WHAT YOU WILL DO ->
Extract, without any change, the lines from the one containing "367, 916, 395]" up to and including the one containing "Give me the" in the entries below.
++++ DATASET EXTRACT ++++
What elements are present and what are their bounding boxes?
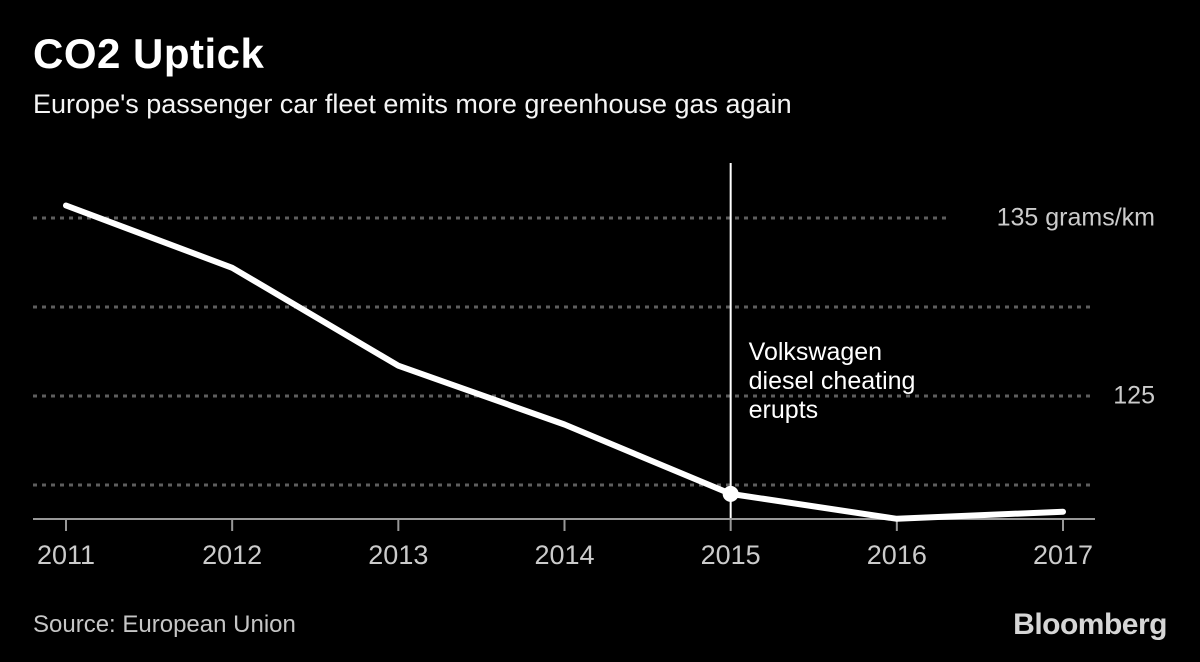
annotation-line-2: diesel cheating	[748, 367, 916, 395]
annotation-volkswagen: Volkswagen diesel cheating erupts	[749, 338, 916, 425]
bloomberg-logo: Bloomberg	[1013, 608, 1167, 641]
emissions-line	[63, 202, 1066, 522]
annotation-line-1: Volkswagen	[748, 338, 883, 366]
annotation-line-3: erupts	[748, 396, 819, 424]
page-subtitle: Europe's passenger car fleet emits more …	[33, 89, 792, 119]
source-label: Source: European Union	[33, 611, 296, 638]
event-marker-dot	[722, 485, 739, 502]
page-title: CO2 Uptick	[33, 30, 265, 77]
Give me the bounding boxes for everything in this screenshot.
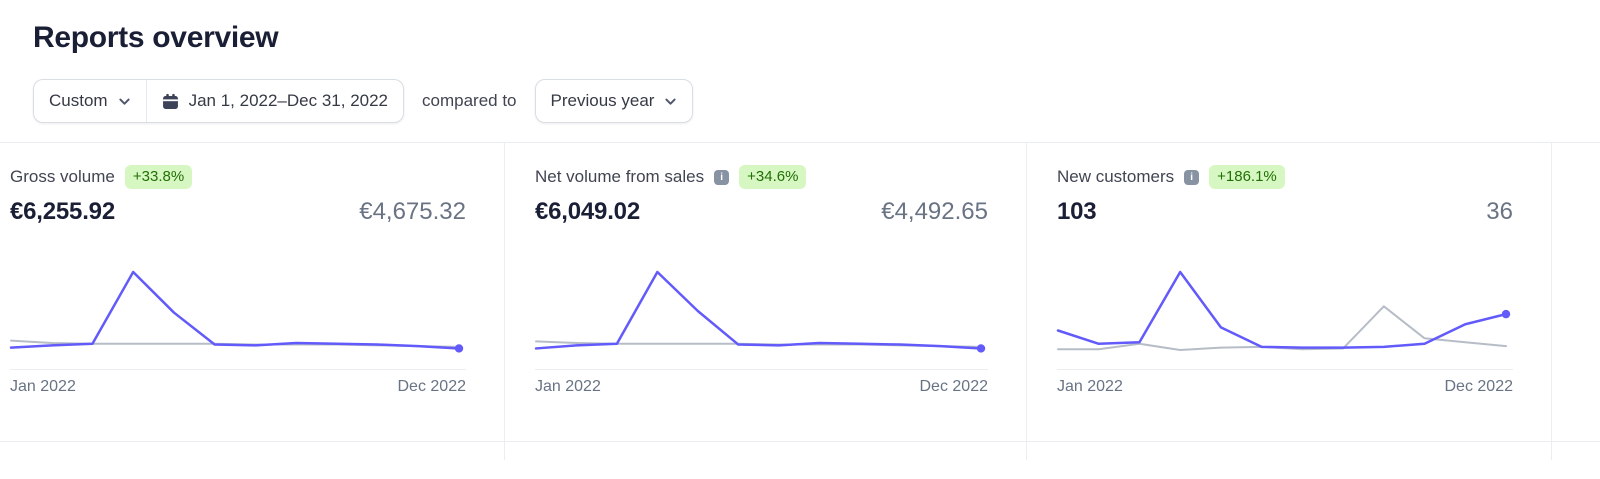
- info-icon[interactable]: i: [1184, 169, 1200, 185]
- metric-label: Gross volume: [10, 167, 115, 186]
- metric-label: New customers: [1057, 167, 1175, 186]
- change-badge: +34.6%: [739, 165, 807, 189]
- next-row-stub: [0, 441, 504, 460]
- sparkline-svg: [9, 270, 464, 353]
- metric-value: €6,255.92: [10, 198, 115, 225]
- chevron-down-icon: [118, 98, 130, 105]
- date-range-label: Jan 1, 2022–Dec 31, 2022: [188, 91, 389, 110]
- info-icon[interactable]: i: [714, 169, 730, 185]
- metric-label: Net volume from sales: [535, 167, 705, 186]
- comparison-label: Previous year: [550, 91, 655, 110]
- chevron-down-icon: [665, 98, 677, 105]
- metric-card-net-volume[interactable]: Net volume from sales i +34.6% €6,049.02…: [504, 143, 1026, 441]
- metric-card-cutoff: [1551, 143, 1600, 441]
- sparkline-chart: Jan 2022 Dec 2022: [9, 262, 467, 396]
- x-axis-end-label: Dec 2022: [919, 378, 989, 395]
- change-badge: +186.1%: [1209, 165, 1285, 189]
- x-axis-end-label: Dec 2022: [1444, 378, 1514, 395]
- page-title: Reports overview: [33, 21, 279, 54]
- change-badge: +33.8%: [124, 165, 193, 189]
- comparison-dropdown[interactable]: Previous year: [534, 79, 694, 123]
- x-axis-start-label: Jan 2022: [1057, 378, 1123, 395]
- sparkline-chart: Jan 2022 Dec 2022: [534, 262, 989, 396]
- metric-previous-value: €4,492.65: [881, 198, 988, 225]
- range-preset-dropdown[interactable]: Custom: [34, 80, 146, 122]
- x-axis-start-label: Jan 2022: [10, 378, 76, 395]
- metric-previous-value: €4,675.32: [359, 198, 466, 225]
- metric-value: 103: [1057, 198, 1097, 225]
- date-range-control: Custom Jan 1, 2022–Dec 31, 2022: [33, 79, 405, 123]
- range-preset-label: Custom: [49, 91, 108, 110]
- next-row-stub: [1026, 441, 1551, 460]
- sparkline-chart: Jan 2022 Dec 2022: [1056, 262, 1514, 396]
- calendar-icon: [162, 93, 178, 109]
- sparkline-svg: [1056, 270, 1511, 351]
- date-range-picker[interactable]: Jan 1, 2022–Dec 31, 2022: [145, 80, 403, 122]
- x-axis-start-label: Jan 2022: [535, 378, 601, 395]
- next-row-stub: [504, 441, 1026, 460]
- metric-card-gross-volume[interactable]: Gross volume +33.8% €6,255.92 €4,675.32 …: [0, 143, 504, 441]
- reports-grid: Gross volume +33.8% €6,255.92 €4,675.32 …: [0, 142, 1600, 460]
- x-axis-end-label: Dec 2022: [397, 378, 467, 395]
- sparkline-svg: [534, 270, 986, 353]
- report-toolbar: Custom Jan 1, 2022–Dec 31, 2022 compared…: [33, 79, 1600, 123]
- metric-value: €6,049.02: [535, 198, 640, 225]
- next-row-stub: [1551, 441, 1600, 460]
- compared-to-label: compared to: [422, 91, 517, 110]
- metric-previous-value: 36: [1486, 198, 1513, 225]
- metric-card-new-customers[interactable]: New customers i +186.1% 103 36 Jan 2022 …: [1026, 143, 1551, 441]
++++
EXERCISE RESPONSE ->
annotation-line-2: diesel cheating	[748, 367, 916, 395]
annotation-volkswagen: Volkswagen diesel cheating erupts	[749, 338, 916, 425]
bloomberg-logo: Bloomberg	[1013, 608, 1167, 641]
emissions-line	[63, 202, 1066, 522]
annotation-line-1: Volkswagen	[748, 338, 883, 366]
annotation-line-3: erupts	[748, 396, 819, 424]
page-subtitle: Europe's passenger car fleet emits more …	[33, 89, 792, 119]
source-label: Source: European Union	[33, 611, 296, 638]
event-marker-dot	[722, 485, 739, 502]
page-title: CO2 Uptick	[33, 30, 265, 77]
Give me the bounding boxes for everything in this screenshot.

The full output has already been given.